## begin Available records
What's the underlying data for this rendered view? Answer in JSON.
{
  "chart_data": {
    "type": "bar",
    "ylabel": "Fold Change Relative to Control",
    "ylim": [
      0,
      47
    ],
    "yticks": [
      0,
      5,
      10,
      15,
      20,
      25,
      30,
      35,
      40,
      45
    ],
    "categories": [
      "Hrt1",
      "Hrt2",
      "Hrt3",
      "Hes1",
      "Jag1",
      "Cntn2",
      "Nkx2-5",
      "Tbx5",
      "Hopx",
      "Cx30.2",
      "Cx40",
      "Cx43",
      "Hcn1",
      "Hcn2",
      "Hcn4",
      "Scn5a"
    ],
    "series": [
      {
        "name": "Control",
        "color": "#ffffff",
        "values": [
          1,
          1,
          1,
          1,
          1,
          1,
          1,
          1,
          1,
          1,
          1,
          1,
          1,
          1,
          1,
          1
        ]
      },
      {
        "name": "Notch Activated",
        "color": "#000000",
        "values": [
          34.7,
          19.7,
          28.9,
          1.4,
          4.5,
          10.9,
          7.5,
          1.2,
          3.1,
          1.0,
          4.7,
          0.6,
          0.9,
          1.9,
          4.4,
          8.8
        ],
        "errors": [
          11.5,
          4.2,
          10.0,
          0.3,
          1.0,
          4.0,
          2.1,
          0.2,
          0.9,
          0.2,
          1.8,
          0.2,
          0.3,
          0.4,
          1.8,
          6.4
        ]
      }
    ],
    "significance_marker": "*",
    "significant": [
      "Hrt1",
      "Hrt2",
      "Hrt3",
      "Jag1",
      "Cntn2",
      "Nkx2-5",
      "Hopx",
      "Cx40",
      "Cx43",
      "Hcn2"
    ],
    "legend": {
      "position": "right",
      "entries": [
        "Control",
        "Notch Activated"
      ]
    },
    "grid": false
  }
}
## end Available records
## begin Available records
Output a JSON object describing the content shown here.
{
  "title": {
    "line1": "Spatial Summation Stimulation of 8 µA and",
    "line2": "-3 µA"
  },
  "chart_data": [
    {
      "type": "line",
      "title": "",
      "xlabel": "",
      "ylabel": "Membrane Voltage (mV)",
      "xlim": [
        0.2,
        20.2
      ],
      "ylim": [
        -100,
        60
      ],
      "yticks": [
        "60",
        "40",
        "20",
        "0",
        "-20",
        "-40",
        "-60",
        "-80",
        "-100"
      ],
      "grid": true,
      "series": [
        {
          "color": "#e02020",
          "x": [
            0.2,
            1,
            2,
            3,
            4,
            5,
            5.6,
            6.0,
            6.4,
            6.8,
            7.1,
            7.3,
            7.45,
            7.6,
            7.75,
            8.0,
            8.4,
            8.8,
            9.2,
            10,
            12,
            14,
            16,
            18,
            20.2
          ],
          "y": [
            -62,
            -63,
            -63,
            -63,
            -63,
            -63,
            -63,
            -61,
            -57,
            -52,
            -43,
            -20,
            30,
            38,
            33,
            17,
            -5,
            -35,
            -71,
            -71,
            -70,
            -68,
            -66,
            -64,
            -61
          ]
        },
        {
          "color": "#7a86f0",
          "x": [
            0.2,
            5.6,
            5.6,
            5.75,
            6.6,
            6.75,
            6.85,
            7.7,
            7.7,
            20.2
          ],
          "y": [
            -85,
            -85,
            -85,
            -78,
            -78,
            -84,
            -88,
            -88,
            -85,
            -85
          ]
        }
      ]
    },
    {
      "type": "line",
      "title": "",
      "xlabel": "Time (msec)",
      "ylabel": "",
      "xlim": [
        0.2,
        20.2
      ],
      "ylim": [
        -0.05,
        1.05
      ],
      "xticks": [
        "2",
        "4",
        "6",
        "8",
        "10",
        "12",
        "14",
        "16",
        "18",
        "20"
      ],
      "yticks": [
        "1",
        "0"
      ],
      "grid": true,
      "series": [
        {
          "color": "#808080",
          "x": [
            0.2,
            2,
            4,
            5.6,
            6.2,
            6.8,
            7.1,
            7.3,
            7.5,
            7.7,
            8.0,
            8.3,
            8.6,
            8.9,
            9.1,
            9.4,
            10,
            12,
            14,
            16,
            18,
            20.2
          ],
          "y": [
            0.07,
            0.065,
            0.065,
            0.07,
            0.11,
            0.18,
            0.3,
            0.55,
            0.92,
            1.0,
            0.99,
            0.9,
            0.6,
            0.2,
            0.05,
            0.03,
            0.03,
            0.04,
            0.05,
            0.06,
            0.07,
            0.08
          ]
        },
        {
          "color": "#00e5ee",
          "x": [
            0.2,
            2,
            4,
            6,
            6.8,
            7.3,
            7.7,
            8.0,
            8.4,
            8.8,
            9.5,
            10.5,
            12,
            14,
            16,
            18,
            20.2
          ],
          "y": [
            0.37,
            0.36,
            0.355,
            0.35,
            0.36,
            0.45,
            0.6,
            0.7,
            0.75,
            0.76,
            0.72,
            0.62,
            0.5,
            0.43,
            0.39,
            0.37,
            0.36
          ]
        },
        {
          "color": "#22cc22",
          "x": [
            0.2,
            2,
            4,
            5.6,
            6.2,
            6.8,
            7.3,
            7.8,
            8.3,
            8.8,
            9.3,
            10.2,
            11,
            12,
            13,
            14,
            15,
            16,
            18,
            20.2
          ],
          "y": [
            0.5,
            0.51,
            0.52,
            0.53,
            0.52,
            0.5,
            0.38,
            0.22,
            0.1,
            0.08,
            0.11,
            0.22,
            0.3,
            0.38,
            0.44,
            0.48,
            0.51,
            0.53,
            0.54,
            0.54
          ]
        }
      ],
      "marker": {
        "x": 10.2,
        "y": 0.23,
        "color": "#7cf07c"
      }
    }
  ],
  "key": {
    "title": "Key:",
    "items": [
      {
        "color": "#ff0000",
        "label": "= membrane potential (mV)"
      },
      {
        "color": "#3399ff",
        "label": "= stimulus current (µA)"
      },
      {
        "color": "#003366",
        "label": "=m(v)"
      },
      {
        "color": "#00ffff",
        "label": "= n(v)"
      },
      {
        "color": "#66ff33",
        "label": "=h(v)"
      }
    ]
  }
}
## end Available records
▸ What the task requires: Scan the listing above for the word "JSON" and copy every line that holds it.

▸ Exercise response:
What's the underlying data for this rendered view? Answer in JSON.
Output a JSON object describing the content shown here.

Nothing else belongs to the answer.